What the task asks:
Restate the whole of the material. Keep every word, and drop the pictures.

Data records:
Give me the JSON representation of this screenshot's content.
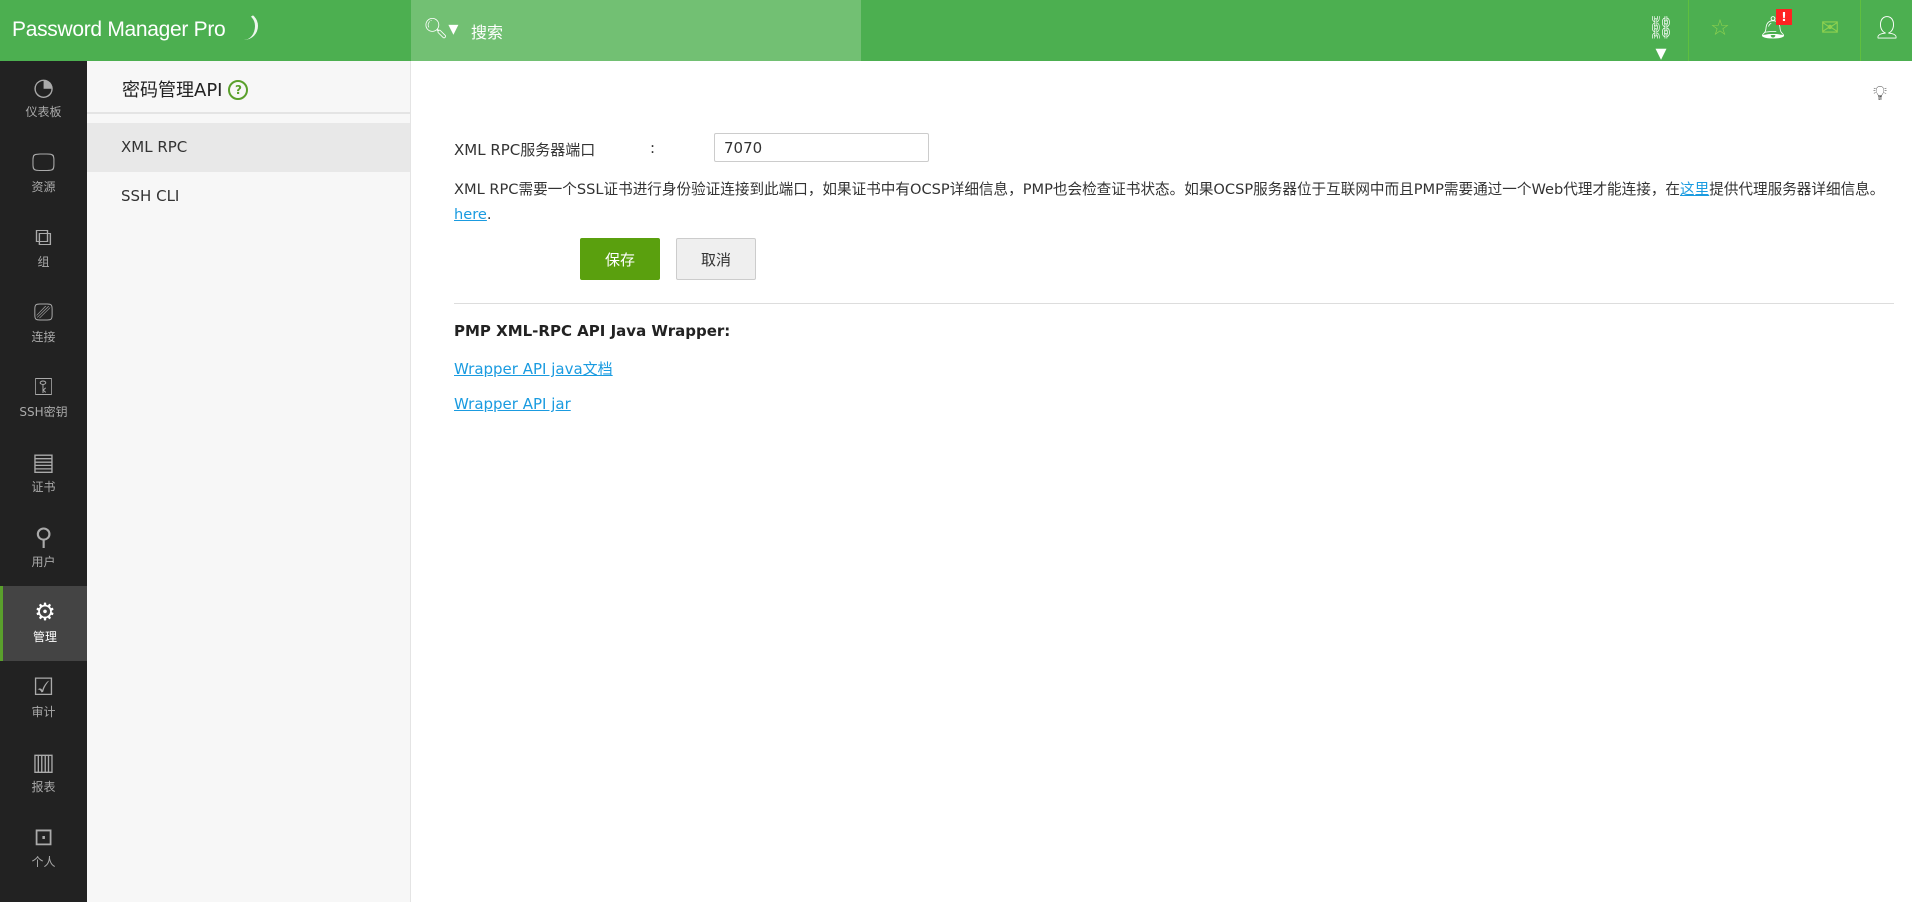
{
  "header": {
    "logo": "Password Manager Pro",
    "search_label": "搜索",
    "alert_badge": "!"
  },
  "sidebar": {
    "items": [
      {
        "label": "仪表板",
        "icon": "◔"
      },
      {
        "label": "资源",
        "icon": "🖵"
      },
      {
        "label": "组",
        "icon": "⧉"
      },
      {
        "label": "连接",
        "icon": "⎚"
      },
      {
        "label": "SSH密钥",
        "icon": "⚿"
      },
      {
        "label": "证书",
        "icon": "▤"
      },
      {
        "label": "用户",
        "icon": "⚲"
      },
      {
        "label": "管理",
        "icon": "⚙"
      },
      {
        "label": "审计",
        "icon": "☑"
      },
      {
        "label": "报表",
        "icon": "▥"
      },
      {
        "label": "个人",
        "icon": "⊡"
      }
    ],
    "active": "管理"
  },
  "subnav": {
    "title": "密码管理API",
    "help": "?",
    "items": [
      "XML RPC",
      "SSH CLI"
    ]
  },
  "form": {
    "port_label": "XML RPC服务器端口",
    "colon": ":",
    "port_value": "7070",
    "desc_1": "XML RPC需要一个SSL证书进行身份验证连接到此端口，如果证书中有OCSP详细信息，PMP也会检查证书状态。如果OCSP服务器位于互联网中而且PMP需要通过一个Web代理才能连接，在",
    "desc_link": "这里",
    "desc_2": "提供代理服务器详细信息。",
    "here_link": "here",
    "period": ".",
    "save": "保存",
    "cancel": "取消"
  },
  "wrapper": {
    "heading": "PMP XML-RPC API Java Wrapper:",
    "link_javadoc": "Wrapper API java文档",
    "link_jar": "Wrapper API jar"
  },
  "colors": {
    "header": "#4caf50",
    "search": "#72c073",
    "save": "#5aa00e",
    "link": "#1a9be0"
  }
}
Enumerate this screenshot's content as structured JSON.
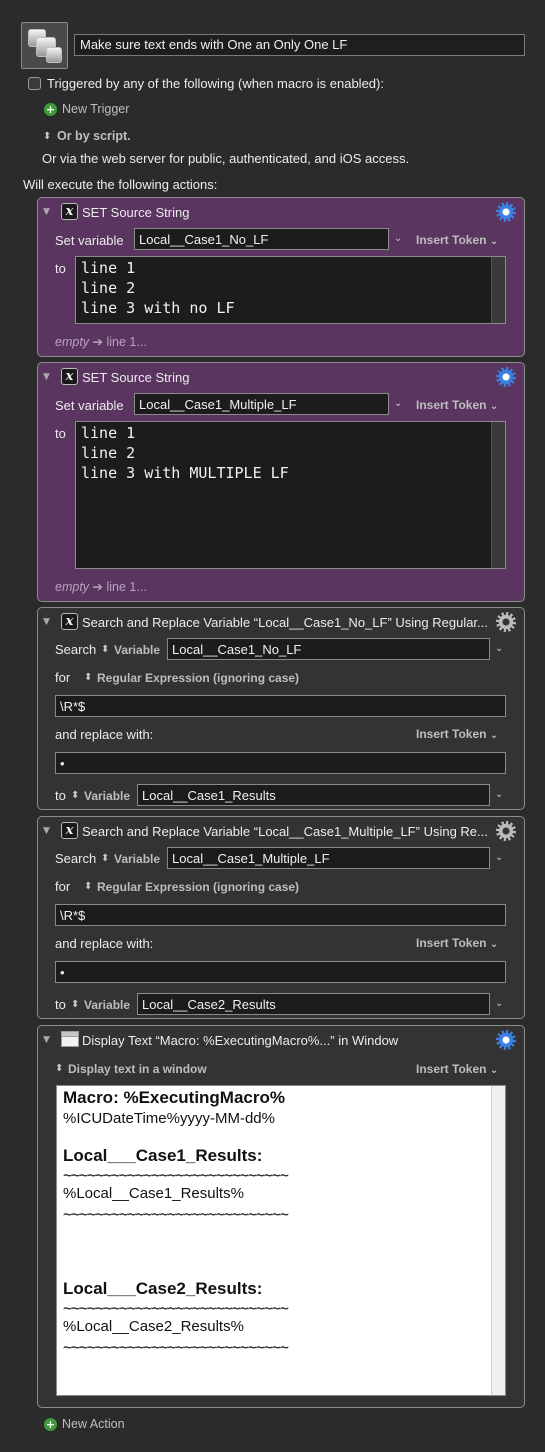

Written answer:
Give me the JSON representation of this screenshot's content.
{
  "header": {
    "logo": "Password Manager Pro",
    "search_label": "搜索",
    "alert_badge": "!"
  },
  "sidebar": {
    "items": [
      {
        "label": "仪表板",
        "icon": "◔"
      },
      {
        "label": "资源",
        "icon": "🖵"
      },
      {
        "label": "组",
        "icon": "⧉"
      },
      {
        "label": "连接",
        "icon": "⎚"
      },
      {
        "label": "SSH密钥",
        "icon": "⚿"
      },
      {
        "label": "证书",
        "icon": "▤"
      },
      {
        "label": "用户",
        "icon": "⚲"
      },
      {
        "label": "管理",
        "icon": "⚙"
      },
      {
        "label": "审计",
        "icon": "☑"
      },
      {
        "label": "报表",
        "icon": "▥"
      },
      {
        "label": "个人",
        "icon": "⊡"
      }
    ],
    "active": "管理"
  },
  "subnav": {
    "title": "密码管理API",
    "help": "?",
    "items": [
      "XML RPC",
      "SSH CLI"
    ]
  },
  "form": {
    "port_label": "XML RPC服务器端口",
    "colon": ":",
    "port_value": "7070",
    "desc_1": "XML RPC需要一个SSL证书进行身份验证连接到此端口，如果证书中有OCSP详细信息，PMP也会检查证书状态。如果OCSP服务器位于互联网中而且PMP需要通过一个Web代理才能连接，在",
    "desc_link": "这里",
    "desc_2": "提供代理服务器详细信息。",
    "here_link": "here",
    "period": ".",
    "save": "保存",
    "cancel": "取消"
  },
  "wrapper": {
    "heading": "PMP XML-RPC API Java Wrapper:",
    "link_javadoc": "Wrapper API java文档",
    "link_jar": "Wrapper API jar"
  },
  "colors": {
    "header": "#4caf50",
    "search": "#72c073",
    "save": "#5aa00e",
    "link": "#1a9be0"
  }
}
Enumerate this screenshot's content as structured JSON.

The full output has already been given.